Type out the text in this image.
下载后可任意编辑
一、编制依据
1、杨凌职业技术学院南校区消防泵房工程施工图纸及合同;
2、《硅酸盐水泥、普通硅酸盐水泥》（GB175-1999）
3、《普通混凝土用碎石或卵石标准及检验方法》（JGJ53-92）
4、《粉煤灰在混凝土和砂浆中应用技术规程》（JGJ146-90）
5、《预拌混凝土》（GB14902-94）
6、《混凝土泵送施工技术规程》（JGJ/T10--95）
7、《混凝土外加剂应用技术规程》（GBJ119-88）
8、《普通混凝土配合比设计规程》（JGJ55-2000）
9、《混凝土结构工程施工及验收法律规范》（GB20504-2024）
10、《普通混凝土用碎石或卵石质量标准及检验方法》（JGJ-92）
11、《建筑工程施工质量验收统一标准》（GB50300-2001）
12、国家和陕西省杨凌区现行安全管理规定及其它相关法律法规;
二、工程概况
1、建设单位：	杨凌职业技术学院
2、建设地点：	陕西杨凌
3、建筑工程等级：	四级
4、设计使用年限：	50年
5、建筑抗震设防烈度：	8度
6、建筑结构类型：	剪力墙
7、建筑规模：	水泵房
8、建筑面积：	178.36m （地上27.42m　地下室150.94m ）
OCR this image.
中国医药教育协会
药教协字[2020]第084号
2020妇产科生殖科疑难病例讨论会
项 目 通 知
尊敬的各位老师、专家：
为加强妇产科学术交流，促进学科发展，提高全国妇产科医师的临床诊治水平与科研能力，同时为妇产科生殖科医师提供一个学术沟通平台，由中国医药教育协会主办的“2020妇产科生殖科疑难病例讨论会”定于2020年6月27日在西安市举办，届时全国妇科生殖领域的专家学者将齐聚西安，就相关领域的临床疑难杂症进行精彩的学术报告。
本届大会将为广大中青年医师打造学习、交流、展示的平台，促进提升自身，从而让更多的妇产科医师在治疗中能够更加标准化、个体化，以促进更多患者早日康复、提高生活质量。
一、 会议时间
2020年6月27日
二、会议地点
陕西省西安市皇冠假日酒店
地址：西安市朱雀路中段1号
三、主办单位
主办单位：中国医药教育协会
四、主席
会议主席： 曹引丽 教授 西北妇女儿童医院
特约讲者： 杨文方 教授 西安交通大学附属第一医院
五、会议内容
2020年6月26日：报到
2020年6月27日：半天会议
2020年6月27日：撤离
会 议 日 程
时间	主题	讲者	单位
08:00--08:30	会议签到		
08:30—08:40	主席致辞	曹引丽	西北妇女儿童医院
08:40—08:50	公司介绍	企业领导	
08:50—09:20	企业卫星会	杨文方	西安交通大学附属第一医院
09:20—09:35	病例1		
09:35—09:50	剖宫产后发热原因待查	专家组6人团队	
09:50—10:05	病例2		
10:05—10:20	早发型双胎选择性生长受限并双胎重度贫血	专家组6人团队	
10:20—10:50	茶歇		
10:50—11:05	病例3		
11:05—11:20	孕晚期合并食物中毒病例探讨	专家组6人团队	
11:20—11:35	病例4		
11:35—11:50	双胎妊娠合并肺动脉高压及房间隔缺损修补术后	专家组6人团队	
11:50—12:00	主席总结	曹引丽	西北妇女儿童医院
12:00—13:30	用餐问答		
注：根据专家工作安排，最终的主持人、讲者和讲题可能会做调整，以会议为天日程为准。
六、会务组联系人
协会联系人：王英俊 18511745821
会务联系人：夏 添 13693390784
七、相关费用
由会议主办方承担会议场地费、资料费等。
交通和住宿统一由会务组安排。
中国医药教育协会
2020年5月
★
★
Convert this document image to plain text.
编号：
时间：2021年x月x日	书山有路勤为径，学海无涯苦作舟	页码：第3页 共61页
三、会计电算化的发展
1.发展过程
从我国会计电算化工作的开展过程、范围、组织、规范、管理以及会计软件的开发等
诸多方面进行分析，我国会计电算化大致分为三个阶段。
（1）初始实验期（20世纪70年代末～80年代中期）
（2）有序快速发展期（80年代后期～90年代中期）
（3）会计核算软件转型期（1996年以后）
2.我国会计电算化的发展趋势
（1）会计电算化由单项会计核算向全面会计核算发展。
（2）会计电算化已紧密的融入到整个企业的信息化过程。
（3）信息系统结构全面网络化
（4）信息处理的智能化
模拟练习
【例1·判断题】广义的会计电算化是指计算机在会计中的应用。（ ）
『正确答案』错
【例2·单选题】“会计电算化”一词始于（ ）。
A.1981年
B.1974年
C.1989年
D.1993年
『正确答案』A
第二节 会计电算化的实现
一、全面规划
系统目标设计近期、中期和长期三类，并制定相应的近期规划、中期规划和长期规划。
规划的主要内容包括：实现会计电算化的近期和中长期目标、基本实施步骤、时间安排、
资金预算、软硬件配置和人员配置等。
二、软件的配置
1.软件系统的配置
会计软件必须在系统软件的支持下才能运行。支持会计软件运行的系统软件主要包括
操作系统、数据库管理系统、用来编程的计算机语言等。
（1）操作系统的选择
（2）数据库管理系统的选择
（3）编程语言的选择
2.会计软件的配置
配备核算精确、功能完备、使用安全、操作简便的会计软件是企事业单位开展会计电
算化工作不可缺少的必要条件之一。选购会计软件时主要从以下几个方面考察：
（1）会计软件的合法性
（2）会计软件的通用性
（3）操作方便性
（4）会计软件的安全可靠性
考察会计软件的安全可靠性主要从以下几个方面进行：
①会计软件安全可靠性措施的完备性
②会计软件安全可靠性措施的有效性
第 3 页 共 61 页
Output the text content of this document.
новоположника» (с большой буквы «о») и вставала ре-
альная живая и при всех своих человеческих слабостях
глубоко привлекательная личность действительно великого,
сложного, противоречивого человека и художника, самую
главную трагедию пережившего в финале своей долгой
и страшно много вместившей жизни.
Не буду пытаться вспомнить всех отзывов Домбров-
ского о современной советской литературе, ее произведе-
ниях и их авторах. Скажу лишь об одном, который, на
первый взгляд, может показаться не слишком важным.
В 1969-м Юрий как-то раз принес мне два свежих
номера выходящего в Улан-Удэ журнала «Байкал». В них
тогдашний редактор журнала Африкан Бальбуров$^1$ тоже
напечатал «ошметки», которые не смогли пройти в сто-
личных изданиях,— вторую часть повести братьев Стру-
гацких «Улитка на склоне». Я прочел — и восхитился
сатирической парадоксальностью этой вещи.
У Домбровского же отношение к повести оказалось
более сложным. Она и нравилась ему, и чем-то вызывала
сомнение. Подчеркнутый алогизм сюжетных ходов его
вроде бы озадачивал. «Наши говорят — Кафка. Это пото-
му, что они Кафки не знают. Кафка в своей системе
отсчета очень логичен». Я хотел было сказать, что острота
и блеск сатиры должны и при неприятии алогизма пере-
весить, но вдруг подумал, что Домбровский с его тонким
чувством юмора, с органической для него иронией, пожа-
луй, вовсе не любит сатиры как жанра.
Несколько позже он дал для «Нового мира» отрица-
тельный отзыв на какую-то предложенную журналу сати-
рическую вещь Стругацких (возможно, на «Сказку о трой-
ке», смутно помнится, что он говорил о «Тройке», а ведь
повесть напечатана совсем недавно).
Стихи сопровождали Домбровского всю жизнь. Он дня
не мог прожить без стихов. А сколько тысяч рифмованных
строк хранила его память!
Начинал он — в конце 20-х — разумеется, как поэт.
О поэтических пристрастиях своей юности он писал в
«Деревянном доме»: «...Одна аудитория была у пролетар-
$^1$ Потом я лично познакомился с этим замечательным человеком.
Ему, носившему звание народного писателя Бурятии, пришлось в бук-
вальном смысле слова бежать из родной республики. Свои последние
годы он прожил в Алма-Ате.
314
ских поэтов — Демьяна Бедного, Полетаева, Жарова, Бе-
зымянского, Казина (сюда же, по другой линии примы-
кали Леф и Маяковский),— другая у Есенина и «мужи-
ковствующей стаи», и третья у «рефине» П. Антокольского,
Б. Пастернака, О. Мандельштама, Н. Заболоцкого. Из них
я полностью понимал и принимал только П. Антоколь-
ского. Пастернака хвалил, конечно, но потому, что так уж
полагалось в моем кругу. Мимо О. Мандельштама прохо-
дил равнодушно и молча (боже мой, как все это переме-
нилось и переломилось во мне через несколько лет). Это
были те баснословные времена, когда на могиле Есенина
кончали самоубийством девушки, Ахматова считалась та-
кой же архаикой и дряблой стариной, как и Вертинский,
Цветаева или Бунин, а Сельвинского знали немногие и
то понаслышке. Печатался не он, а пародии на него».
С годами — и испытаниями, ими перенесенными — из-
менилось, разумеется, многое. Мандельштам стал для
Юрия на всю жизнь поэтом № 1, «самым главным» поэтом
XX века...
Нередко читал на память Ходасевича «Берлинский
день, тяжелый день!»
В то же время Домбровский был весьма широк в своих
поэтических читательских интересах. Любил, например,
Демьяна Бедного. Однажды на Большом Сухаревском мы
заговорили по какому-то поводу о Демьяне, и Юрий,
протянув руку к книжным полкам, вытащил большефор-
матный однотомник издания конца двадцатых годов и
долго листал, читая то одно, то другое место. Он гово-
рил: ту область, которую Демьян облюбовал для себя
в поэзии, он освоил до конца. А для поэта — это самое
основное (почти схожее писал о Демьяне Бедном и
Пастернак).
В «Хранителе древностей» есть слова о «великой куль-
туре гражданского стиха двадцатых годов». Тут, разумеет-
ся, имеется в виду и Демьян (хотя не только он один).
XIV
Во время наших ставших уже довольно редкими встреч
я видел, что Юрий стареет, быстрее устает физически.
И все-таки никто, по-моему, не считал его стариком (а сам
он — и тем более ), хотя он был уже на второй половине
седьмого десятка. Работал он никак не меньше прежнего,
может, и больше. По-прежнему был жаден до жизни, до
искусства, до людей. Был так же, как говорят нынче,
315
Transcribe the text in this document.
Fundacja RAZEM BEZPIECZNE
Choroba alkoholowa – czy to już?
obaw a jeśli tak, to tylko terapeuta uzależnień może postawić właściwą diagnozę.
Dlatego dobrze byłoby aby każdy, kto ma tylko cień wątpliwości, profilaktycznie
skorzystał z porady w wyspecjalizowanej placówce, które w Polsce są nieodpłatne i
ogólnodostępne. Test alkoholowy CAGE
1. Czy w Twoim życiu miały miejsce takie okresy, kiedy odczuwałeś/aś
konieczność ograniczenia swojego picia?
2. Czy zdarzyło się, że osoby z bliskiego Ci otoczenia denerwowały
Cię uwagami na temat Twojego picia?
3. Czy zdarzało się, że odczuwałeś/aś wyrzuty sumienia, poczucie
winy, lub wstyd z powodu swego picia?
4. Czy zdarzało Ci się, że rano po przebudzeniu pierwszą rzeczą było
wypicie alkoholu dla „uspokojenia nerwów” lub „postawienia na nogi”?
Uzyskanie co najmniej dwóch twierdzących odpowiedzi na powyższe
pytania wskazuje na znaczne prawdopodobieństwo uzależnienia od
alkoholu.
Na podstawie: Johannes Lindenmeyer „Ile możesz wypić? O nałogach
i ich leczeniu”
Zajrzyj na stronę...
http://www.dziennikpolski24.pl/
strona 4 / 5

| Written instruction |
Show the lines of the material that contain the word "西安交通大学附属第一医院".

| Task output |
特约讲者： 杨文方 教授 西安交通大学附属第一医院
08:50—09:20	企业卫星会	杨文方	西安交通大学附属第一医院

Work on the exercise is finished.